[Start Source document]

Note: you’ll need a reference to System.ServiceModel in the RemoteInterfaces project, plus using System.ServiceModel; in the source

Add the class library as a reference to the RemoteServer console application.

Now, let’s create the implementation for the server…

[ServiceBehavior(
 ConcurrencyMode = ConcurrencyMode.Single,
 InstanceContextMode = InstanceContextMode.Single)]
public class RemoteService :
   IRemoteService
{
   private ServiceHost host;

   public void Start()
   {
      host = new ServiceHost(this);
      host.Open();
   }

   public void Stop()
   {
      if (host != null)
      {
         if (host.State != CommunicationState.Closed)
         {
            host.Close();
         }
      }
   }

   public void Write(string message)
   {
      Console.WriteLine(String.Format("[Service] {0}", message));
   }
}

We’re going to run this service as a singleton when the console starts, so in Program.cs we need to write the following

try
{
   var svc = new RemoteService();
   svc.Start();

   Console.ReadLine();

   svc.Stop();
}
catch (Exception e)

[End Source document]
[Start Items]

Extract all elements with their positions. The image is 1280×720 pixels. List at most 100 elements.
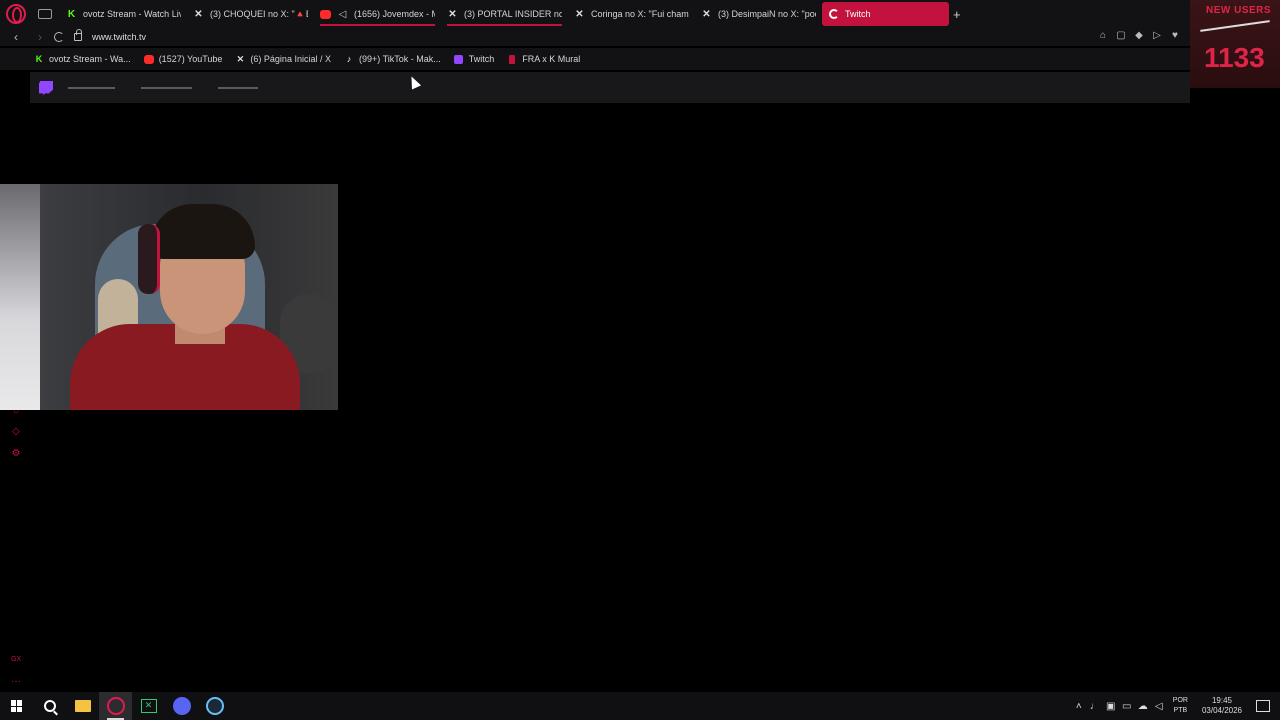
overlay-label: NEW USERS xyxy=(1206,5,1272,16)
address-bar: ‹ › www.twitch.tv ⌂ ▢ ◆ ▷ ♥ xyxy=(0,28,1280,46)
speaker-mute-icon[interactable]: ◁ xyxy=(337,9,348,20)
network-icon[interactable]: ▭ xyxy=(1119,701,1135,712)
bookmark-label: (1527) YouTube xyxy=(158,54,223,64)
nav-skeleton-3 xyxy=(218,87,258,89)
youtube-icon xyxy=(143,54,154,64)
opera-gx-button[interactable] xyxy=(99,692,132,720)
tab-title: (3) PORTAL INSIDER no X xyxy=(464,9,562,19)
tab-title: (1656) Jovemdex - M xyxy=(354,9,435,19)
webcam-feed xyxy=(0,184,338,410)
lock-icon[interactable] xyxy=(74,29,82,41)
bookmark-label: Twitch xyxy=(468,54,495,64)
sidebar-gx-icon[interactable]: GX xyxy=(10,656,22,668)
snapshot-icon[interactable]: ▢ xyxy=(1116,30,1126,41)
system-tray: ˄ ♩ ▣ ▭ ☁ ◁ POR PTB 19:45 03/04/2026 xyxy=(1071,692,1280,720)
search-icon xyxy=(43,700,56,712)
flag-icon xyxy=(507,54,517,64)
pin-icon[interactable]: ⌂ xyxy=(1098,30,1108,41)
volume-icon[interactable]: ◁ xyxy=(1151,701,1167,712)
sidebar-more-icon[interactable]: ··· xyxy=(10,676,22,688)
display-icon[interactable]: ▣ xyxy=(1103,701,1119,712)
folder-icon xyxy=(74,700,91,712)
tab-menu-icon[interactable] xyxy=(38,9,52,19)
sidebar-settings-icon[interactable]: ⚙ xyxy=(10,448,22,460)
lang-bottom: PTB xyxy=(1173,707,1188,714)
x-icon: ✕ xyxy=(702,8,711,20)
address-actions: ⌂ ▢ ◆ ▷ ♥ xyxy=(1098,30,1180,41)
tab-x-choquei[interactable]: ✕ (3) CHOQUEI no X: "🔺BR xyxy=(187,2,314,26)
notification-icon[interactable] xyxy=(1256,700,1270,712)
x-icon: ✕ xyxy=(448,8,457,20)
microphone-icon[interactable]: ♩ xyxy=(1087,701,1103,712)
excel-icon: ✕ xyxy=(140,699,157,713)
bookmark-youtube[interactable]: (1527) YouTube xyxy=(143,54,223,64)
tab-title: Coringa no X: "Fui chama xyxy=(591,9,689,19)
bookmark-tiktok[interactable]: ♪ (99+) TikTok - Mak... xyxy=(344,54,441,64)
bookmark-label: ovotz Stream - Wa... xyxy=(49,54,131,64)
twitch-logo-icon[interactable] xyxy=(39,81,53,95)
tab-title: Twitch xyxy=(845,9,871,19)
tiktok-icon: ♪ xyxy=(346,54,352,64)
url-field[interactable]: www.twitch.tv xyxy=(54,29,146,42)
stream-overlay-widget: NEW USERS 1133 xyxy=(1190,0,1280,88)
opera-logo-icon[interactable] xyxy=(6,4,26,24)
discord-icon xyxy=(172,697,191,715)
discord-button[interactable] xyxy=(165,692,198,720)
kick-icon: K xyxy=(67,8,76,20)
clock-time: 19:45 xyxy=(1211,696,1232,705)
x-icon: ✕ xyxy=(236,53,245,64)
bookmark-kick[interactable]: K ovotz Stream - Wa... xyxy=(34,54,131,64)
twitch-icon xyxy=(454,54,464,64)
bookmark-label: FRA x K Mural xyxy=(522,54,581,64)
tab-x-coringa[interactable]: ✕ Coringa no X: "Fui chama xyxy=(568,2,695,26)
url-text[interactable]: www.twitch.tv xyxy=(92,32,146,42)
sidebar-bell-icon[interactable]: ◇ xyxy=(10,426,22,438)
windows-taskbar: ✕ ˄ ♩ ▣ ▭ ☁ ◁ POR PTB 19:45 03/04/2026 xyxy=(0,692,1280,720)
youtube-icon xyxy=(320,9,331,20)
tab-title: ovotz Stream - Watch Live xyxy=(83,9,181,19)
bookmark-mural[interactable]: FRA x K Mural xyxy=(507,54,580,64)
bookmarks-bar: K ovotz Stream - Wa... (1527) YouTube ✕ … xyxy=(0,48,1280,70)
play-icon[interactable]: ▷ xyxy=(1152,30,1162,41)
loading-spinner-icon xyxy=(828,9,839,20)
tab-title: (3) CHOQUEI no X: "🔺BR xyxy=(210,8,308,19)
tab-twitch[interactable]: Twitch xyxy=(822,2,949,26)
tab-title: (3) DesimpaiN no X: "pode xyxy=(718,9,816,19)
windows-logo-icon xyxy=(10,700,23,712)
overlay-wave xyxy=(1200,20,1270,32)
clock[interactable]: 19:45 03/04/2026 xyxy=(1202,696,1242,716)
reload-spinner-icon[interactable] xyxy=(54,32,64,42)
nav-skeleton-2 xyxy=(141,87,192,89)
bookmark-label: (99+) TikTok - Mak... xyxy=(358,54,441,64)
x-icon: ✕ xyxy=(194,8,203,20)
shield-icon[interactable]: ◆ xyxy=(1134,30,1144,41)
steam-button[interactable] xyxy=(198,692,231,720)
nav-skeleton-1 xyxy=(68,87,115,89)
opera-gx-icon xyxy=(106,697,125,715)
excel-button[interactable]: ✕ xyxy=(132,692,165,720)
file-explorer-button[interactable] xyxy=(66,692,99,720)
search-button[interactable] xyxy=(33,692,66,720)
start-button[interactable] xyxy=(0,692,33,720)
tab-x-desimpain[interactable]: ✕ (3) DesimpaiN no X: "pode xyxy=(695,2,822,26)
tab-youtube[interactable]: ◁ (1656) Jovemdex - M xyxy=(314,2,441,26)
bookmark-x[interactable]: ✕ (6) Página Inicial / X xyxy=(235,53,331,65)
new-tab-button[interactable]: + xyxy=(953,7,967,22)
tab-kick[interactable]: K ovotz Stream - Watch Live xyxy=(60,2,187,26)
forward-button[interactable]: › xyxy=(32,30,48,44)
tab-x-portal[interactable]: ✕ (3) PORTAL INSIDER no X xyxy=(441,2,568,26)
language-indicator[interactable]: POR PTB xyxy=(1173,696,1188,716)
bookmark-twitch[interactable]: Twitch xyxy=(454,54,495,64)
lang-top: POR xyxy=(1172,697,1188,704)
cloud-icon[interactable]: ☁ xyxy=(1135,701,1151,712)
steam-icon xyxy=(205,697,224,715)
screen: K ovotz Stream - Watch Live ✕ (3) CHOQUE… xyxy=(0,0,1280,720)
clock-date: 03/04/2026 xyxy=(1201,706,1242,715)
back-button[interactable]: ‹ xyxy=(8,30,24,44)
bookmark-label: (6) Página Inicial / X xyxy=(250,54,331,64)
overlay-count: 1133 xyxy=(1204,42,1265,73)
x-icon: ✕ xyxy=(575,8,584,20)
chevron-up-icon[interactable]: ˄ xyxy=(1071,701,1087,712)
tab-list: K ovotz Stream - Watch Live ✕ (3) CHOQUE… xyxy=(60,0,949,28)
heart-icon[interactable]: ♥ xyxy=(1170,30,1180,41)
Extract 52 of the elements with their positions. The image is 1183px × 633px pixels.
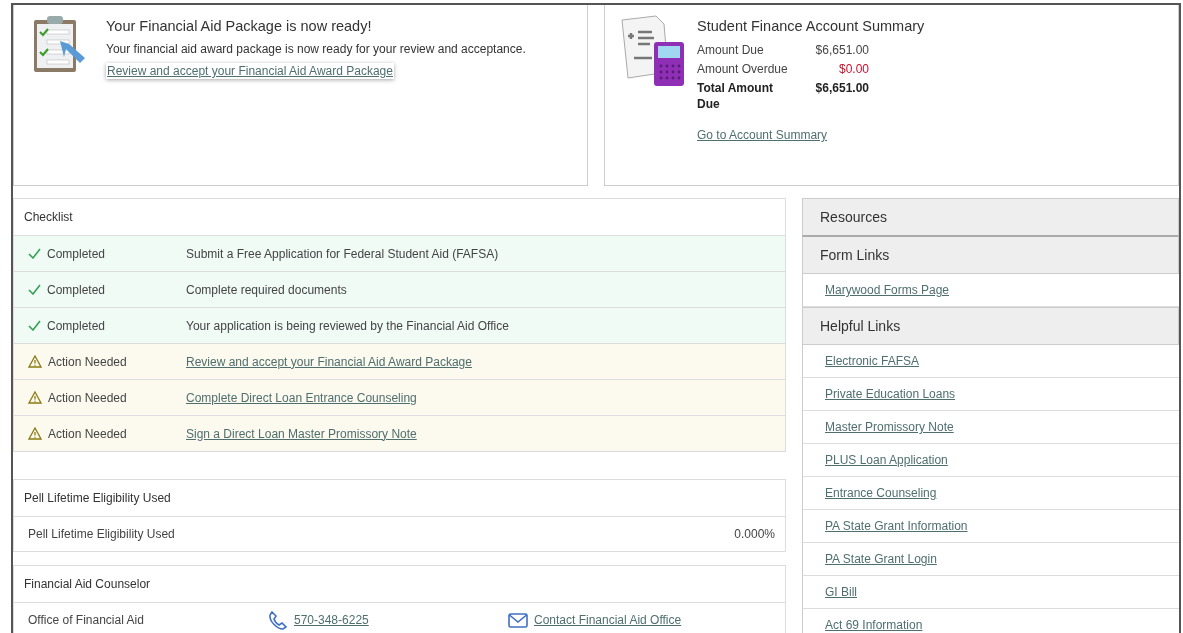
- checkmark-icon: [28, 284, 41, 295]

[End Items]

Required work>
1. Answer these questions from the remote service tutorial:
(a) Which reference does the RemoteInterfaces project need?
(b) What value is given for ConcurrencyMode in the ServiceBehavior attribute?
(c) What text does the Write method place before each message it prints?
2. Proceed with the remote service tutorial, continuing from the line "catch (Exception e)".
The entries have no connection to the remote service tutorial.

Results for each task>
1.
(a) System.ServiceModel
(b) ConcurrencyMode.Single
(c) [Service]

2.
{
   Debug.WriteLine(e.Message);
}

Finally we need to put some configuration in place to tell WCF how this service is to be hosted, so in the console application, add an App.config (if not already available) and add the following

finally App.config looks like

<?xml version="1.0" encoding="utf-8" ?>
<configuration>
<system.serviceModel>
    <services>
      <service name="RemoteServer.RemoteService">
        <endpoint binding="netTcpBinding"
                  contract="RemoteInterfaces.IRemoteService">
          <identity>
            <dns value="localhost"/>
          </identity>
        </endpoint>
        <host>
          <baseAddresses>
            <add baseAddress="net.tcp://localhost:8000/RemoteService"/>
          </baseAddresses>
        </host>
      </service>
    </services>
  </system.serviceModel></configuration>

Client implementation

Now, lets create a client to tests this service. For simplicity, we’ll assume the server is run automatically, either at startup or via our client application, but we won’t bother writing code for this. So when you’re ready to test the client just ensure you’ve run the server console first. You’ll need to reference the class library with the IRemoteService (RemoteInterfaces) also.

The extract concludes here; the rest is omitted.